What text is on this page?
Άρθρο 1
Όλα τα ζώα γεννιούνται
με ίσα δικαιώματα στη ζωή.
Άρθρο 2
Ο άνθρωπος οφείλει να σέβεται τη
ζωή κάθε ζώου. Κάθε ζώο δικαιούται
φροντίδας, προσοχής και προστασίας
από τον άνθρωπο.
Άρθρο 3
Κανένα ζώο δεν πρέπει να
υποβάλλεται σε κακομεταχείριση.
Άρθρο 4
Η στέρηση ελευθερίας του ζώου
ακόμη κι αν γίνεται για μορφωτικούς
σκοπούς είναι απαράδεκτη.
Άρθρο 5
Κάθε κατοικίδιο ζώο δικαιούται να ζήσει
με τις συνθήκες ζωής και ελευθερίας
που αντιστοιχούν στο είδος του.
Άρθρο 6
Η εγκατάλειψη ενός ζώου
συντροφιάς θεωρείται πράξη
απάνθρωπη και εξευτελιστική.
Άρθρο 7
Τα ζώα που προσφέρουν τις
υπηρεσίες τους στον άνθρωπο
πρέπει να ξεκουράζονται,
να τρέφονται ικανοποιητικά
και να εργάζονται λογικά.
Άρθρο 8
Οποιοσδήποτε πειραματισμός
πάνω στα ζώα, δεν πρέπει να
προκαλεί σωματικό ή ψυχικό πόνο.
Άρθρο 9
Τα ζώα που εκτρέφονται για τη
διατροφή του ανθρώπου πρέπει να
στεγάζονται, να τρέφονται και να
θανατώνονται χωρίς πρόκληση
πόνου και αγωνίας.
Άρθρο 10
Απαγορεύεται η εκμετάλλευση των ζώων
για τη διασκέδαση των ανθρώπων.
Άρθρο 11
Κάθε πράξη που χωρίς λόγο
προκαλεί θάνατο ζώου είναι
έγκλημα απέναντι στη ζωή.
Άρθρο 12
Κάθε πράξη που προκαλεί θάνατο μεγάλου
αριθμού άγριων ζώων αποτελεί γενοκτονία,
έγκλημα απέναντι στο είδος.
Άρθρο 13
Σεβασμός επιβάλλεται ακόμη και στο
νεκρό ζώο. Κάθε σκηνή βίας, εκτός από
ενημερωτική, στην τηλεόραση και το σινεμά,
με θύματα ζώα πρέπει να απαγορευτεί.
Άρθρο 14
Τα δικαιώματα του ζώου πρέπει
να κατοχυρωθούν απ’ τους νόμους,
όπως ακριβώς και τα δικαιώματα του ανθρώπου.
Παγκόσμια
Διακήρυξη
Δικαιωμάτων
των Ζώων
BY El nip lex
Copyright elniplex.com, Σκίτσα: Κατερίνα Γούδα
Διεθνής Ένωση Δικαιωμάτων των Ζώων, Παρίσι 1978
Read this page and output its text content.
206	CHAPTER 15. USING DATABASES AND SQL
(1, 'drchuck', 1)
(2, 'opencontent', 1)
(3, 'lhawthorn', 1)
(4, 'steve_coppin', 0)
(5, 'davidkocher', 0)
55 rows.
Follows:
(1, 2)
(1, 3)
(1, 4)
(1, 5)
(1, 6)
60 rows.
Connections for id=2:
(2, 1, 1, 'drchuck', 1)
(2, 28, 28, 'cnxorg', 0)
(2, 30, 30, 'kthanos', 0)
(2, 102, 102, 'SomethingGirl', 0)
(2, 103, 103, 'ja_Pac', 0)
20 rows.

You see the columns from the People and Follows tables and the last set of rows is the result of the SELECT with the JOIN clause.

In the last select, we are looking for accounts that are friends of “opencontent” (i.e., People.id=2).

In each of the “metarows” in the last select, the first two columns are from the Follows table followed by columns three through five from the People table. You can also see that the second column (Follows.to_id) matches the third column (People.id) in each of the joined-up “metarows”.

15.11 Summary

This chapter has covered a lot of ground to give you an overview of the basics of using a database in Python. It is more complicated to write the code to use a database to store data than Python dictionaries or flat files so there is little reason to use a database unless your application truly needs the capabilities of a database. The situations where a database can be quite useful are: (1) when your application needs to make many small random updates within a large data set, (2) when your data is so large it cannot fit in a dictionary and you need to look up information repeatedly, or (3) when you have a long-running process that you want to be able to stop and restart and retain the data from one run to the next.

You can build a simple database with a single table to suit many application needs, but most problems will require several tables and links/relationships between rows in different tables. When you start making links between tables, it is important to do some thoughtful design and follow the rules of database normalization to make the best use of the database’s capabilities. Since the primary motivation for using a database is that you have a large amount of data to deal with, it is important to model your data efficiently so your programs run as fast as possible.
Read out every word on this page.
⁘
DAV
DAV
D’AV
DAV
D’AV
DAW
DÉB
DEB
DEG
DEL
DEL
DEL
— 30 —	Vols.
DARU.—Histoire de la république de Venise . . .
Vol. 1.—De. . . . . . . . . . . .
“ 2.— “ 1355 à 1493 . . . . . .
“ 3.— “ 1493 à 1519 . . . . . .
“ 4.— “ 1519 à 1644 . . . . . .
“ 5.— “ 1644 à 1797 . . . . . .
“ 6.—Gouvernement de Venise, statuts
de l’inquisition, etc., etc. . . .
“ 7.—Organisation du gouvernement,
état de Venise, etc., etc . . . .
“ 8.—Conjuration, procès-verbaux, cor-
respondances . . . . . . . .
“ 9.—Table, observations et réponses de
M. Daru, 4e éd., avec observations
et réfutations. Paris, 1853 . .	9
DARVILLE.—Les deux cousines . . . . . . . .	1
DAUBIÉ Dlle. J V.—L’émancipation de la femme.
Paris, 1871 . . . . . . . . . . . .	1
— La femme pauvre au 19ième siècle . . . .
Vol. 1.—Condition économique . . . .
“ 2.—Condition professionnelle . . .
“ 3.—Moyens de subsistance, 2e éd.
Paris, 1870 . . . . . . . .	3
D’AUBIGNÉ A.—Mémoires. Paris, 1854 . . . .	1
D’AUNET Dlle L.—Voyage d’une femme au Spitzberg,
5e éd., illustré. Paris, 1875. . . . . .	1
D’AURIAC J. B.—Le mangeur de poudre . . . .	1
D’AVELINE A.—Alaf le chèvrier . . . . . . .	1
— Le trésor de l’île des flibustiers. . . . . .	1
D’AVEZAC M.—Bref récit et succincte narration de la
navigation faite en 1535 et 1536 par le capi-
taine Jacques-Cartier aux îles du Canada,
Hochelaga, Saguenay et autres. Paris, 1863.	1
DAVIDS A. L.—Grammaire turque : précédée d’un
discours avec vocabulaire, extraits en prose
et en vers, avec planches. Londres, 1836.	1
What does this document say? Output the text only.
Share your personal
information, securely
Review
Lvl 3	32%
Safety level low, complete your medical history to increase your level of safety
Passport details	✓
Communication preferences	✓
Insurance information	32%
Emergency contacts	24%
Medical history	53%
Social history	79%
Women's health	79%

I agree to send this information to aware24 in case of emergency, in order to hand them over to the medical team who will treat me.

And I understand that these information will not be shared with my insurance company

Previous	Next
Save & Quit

**What the task asks**. Above are the records; retype every one exactly.

**Result**.
What text is on this page?
Άρθρο 1
Όλα τα ζώα γεννιούνται
με ίσα δικαιώματα στη ζωή.
Άρθρο 2
Ο άνθρωπος οφείλει να σέβεται τη
ζωή κάθε ζώου. Κάθε ζώο δικαιούται
φροντίδας, προσοχής και προστασίας
από τον άνθρωπο.
Άρθρο 3
Κανένα ζώο δεν πρέπει να
υποβάλλεται σε κακομεταχείριση.
Άρθρο 4
Η στέρηση ελευθερίας του ζώου
ακόμη κι αν γίνεται για μορφωτικούς
σκοπούς είναι απαράδεκτη.
Άρθρο 5
Κάθε κατοικίδιο ζώο δικαιούται να ζήσει
με τις συνθήκες ζωής και ελευθερίας
που αντιστοιχούν στο είδος του.
Άρθρο 6
Η εγκατάλειψη ενός ζώου
συντροφιάς θεωρείται πράξη
απάνθρωπη και εξευτελιστική.
Άρθρο 7
Τα ζώα που προσφέρουν τις
υπηρεσίες τους στον άνθρωπο
πρέπει να ξεκουράζονται,
να τρέφονται ικανοποιητικά
και να εργάζονται λογικά.
Άρθρο 8
Οποιοσδήποτε πειραματισμός
πάνω στα ζώα, δεν πρέπει να
προκαλεί σωματικό ή ψυχικό πόνο.
Άρθρο 9
Τα ζώα που εκτρέφονται για τη
διατροφή του ανθρώπου πρέπει να
στεγάζονται, να τρέφονται και να
θανατώνονται χωρίς πρόκληση
πόνου και αγωνίας.
Άρθρο 10
Απαγορεύεται η εκμετάλλευση των ζώων
για τη διασκέδαση των ανθρώπων.
Άρθρο 11
Κάθε πράξη που χωρίς λόγο
προκαλεί θάνατο ζώου είναι
έγκλημα απέναντι στη ζωή.
Άρθρο 12
Κάθε πράξη που προκαλεί θάνατο μεγάλου
αριθμού άγριων ζώων αποτελεί γενοκτονία,
έγκλημα απέναντι στο είδος.
Άρθρο 13
Σεβασμός επιβάλλεται ακόμη και στο
νεκρό ζώο. Κάθε σκηνή βίας, εκτός από
ενημερωτική, στην τηλεόραση και το σινεμά,
με θύματα ζώα πρέπει να απαγορευτεί.
Άρθρο 14
Τα δικαιώματα του ζώου πρέπει
να κατοχυρωθούν απ’ τους νόμους,
όπως ακριβώς και τα δικαιώματα του ανθρώπου.
Παγκόσμια
Διακήρυξη
Δικαιωμάτων
των Ζώων
BY El nip lex
Copyright elniplex.com, Σκίτσα: Κατερίνα Γούδα
Διεθνής Ένωση Δικαιωμάτων των Ζώων, Παρίσι 1978
Read this page and output its text content.
206	CHAPTER 15. USING DATABASES AND SQL
(1, 'drchuck', 1)
(2, 'opencontent', 1)
(3, 'lhawthorn', 1)
(4, 'steve_coppin', 0)
(5, 'davidkocher', 0)
55 rows.
Follows:
(1, 2)
(1, 3)
(1, 4)
(1, 5)
(1, 6)
60 rows.
Connections for id=2:
(2, 1, 1, 'drchuck', 1)
(2, 28, 28, 'cnxorg', 0)
(2, 30, 30, 'kthanos', 0)
(2, 102, 102, 'SomethingGirl', 0)
(2, 103, 103, 'ja_Pac', 0)
20 rows.

You see the columns from the People and Follows tables and the last set of rows is the result of the SELECT with the JOIN clause.

In the last select, we are looking for accounts that are friends of “opencontent” (i.e., People.id=2).

In each of the “metarows” in the last select, the first two columns are from the Follows table followed by columns three through five from the People table. You can also see that the second column (Follows.to_id) matches the third column (People.id) in each of the joined-up “metarows”.

15.11 Summary

This chapter has covered a lot of ground to give you an overview of the basics of using a database in Python. It is more complicated to write the code to use a database to store data than Python dictionaries or flat files so there is little reason to use a database unless your application truly needs the capabilities of a database. The situations where a database can be quite useful are: (1) when your application needs to make many small random updates within a large data set, (2) when your data is so large it cannot fit in a dictionary and you need to look up information repeatedly, or (3) when you have a long-running process that you want to be able to stop and restart and retain the data from one run to the next.

You can build a simple database with a single table to suit many application needs, but most problems will require several tables and links/relationships between rows in different tables. When you start making links between tables, it is important to do some thoughtful design and follow the rules of database normalization to make the best use of the database’s capabilities. Since the primary motivation for using a database is that you have a large amount of data to deal with, it is important to model your data efficiently so your programs run as fast as possible.
Read out every word on this page.
⁘
DAV
DAV
D’AV
DAV
D’AV
DAW
DÉB
DEB
DEG
DEL
DEL
DEL
— 30 —	Vols.
DARU.—Histoire de la république de Venise . . .
Vol. 1.—De. . . . . . . . . . . .
“ 2.— “ 1355 à 1493 . . . . . .
“ 3.— “ 1493 à 1519 . . . . . .
“ 4.— “ 1519 à 1644 . . . . . .
“ 5.— “ 1644 à 1797 . . . . . .
“ 6.—Gouvernement de Venise, statuts
de l’inquisition, etc., etc. . . .
“ 7.—Organisation du gouvernement,
état de Venise, etc., etc . . . .
“ 8.—Conjuration, procès-verbaux, cor-
respondances . . . . . . . .
“ 9.—Table, observations et réponses de
M. Daru, 4e éd., avec observations
et réfutations. Paris, 1853 . .	9
DARVILLE.—Les deux cousines . . . . . . . .	1
DAUBIÉ Dlle. J V.—L’émancipation de la femme.
Paris, 1871 . . . . . . . . . . . .	1
— La femme pauvre au 19ième siècle . . . .
Vol. 1.—Condition économique . . . .
“ 2.—Condition professionnelle . . .
“ 3.—Moyens de subsistance, 2e éd.
Paris, 1870 . . . . . . . .	3
D’AUBIGNÉ A.—Mémoires. Paris, 1854 . . . .	1
D’AUNET Dlle L.—Voyage d’une femme au Spitzberg,
5e éd., illustré. Paris, 1875. . . . . .	1
D’AURIAC J. B.—Le mangeur de poudre . . . .	1
D’AVELINE A.—Alaf le chèvrier . . . . . . .	1
— Le trésor de l’île des flibustiers. . . . . .	1
D’AVEZAC M.—Bref récit et succincte narration de la
navigation faite en 1535 et 1536 par le capi-
taine Jacques-Cartier aux îles du Canada,
Hochelaga, Saguenay et autres. Paris, 1863.	1
DAVIDS A. L.—Grammaire turque : précédée d’un
discours avec vocabulaire, extraits en prose
et en vers, avec planches. Londres, 1836.	1
What does this document say? Output the text only.
Share your personal
information, securely
Review
Lvl 3	32%
Safety level low, complete your medical history to increase your level of safety
Passport details	✓
Communication preferences	✓
Insurance information	32%
Emergency contacts	24%
Medical history	53%
Social history	79%
Women's health	79%

I agree to send this information to aware24 in case of emergency, in order to hand them over to the medical team who will treat me.

And I understand that these information will not be shared with my insurance company

Previous	Next
Save & Quit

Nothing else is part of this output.